Authors: Yo-Lun Chu aff001;  Chia-Hsien Chen aff002;  Fon-Yih Tsuang aff005;  Chang-Jung Chiang aff002;  Yueh Wu aff001;  Yi-Jie Kuo aff001
Authors place of work: Department of Orthopedic Surgery, Wan Fang Hospital, Taipei Medical University, Taipei, Taiwan aff001;  Department of Orthopedics, Shuang Ho Hospital, Taipei Medical University, New Taipei City, Taiwan aff002;  Department of Orthopedic Surgery, School of Medicine, College of Medicine, Taipei Medical University, Taipei, Taiwan aff003;  Graduate Institute of Biomedical Materials and Tissue Engineering, College of Biomedical Engineering, Taipei Medical University, Taipei, Taiwan aff004;  Division of Neurosurgery, Department of Surgery, National Taiwan University Hospital, Taipei, Taiwan aff005
Published in the journal: PLoS ONE 14(11)
Category: Research Article
doi: https://doi.org/10.1371/journal.pone.0224699

Summary

Pedicle screws are commonly used for posterior stabilization of the spine. When used in deformed or degenerated segments, the pedicle screws are often not fully inserted into the bone, but instead the threaded portion is exposed by 1 or 2 threads to accommodate rod placement and ensure alignment between the tulip of the screw and the rod. However, broken pedicle screws have been reported with the use of this method. The aim of this study was to determine how the fatigue life of the screw is affected by not fully inserting the screw into the bone. Spinal constructs were evaluated in accordance with ASTM F1717. The following three screw positions were subjected to compression bending fatigue loading; (i) pedicle screw fully inserted in the test block with no threads exposed (EXP-T0), (ii) pedicle screw inserted with one thread exposed outside the test block (EXP-T1), (iii) pedicle screw inserted with two threads exposed outside the test block (EXP-T2). Corresponding finite element models FEM-T0, FEM-T1 and FEM-T2 were also constructed and subjected to the same axial loading as the experimental groups to analyze the stress distribution in the pedicle screws and rods. The results showed that under a 190 N axial load, the EXP-T0 group survived the full 5 million cycles, the EXP-T1 group failed at 3.7 million cycles on average and the EXP-T2 groups failed at 1.0 million cycles on average, while the fatigue strength of both the EXP-T1 and EXP-T2 groups was 170 N. The constructs failed through fracture of the pedicle screw. In comparison to the FEM-T0 model, the maximum von Mises stress on the pedicle screw in the FEM-T1 and FEM-T2 models increased by 39% and 58%, respectively. In conclusion, this study demonstrated a drastic decrease in the fatigue life of pedicle screws when they are not full inserted into the plastic block.
• • • • • • •
(Required tasks)
1) In the pedicle screw study summary, after how many cycles on average did the EXP-T1 group fail under the 190 N axial load?
2) Name every author listed at the top of the pedicle screw study text.
3) Continue the pedicle screw study text from the point where it stops.
• • • • • • •
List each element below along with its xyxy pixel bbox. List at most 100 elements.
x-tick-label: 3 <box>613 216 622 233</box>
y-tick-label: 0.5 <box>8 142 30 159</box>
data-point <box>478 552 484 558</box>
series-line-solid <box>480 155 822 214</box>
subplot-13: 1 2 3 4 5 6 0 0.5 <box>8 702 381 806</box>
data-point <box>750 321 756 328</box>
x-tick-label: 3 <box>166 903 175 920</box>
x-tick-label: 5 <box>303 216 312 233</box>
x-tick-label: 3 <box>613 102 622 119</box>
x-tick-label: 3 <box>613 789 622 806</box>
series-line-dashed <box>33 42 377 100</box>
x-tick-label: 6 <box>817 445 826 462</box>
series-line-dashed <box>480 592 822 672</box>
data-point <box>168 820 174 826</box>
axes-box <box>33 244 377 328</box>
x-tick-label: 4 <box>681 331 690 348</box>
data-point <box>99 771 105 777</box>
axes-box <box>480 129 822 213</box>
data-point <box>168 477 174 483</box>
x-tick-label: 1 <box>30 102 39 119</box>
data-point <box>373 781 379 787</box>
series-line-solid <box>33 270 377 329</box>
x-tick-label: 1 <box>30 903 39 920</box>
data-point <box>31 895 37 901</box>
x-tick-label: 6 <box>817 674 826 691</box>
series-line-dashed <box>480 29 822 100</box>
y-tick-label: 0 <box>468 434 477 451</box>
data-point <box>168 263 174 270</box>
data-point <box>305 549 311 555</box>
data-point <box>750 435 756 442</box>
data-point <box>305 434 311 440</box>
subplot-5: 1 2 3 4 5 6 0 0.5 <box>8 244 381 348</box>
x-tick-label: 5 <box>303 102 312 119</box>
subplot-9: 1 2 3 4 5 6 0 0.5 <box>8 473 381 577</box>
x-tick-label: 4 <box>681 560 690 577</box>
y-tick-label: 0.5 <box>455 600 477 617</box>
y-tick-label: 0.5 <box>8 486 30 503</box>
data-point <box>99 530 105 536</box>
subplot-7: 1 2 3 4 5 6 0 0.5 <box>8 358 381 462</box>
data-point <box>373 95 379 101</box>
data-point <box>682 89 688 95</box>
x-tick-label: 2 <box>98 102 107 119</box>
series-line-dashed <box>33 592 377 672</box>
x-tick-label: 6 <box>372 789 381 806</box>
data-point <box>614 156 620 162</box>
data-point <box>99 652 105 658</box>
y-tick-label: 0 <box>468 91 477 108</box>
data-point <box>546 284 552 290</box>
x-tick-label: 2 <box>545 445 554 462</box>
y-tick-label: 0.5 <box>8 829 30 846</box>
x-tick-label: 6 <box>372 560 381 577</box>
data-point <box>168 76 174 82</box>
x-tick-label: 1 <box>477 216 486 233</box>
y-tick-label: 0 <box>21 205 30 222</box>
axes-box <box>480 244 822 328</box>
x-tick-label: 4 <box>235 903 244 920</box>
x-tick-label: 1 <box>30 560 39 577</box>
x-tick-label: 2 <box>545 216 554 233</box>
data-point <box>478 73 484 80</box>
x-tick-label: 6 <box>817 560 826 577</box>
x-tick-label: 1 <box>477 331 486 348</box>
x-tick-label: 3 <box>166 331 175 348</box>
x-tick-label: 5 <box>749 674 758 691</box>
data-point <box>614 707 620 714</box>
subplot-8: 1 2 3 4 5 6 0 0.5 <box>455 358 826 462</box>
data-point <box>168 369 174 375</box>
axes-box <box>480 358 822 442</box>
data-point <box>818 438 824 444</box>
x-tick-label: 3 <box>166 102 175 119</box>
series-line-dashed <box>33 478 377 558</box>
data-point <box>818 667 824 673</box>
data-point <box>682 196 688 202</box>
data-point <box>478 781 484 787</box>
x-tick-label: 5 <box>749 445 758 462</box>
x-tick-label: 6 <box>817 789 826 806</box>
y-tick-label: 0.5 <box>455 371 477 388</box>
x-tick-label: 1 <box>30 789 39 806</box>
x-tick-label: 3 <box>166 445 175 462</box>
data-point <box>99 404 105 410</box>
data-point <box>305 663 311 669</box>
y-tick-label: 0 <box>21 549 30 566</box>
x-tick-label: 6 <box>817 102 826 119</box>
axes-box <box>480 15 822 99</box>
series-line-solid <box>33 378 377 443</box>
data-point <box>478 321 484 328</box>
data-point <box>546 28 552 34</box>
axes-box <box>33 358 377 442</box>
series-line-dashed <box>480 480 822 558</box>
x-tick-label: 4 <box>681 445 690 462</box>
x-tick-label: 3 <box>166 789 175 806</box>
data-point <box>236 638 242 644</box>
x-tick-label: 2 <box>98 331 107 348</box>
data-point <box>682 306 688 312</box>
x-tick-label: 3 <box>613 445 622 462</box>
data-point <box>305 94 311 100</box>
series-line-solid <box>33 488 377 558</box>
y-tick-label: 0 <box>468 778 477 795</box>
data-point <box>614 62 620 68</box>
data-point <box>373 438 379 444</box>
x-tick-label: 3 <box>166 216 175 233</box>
• • • • • • •
(Task responses)
1) 3.7 million cycles

2) Yo-Lun Chu, Chia-Hsien Chen, Fon-Yih Tsuang, Chang-Jung Chiang, Yueh Wu, Yi-Jie Kuo

3)
Keywords:

Medical implants – Spine – Stiffness – Bone fracture – Material fatigue – Finite element analysis – spinal fusion – Metal fatigue

Introduction

Traditional rigid pedicle screw-rod systems are widely used in the treatment of spinal diseases as they offer immobilization, stabilization and mechanical support to the adjacent vertebrae as an adjunct to spinal fusion procedures. On average, the lumbar region moves through approximately 3 million cycles per year [1,2], and fatigue fracture of implants is a leading cause of post-operative failure of implanted spines [36]. Implant failure can disturb the healing process as the support structure can no longer withstand the loading placed upon it [7]. Given that the natural bone fusion process may take up to 12 months, ideally the implanted support structure should be capable of withstanding loading over this period [8].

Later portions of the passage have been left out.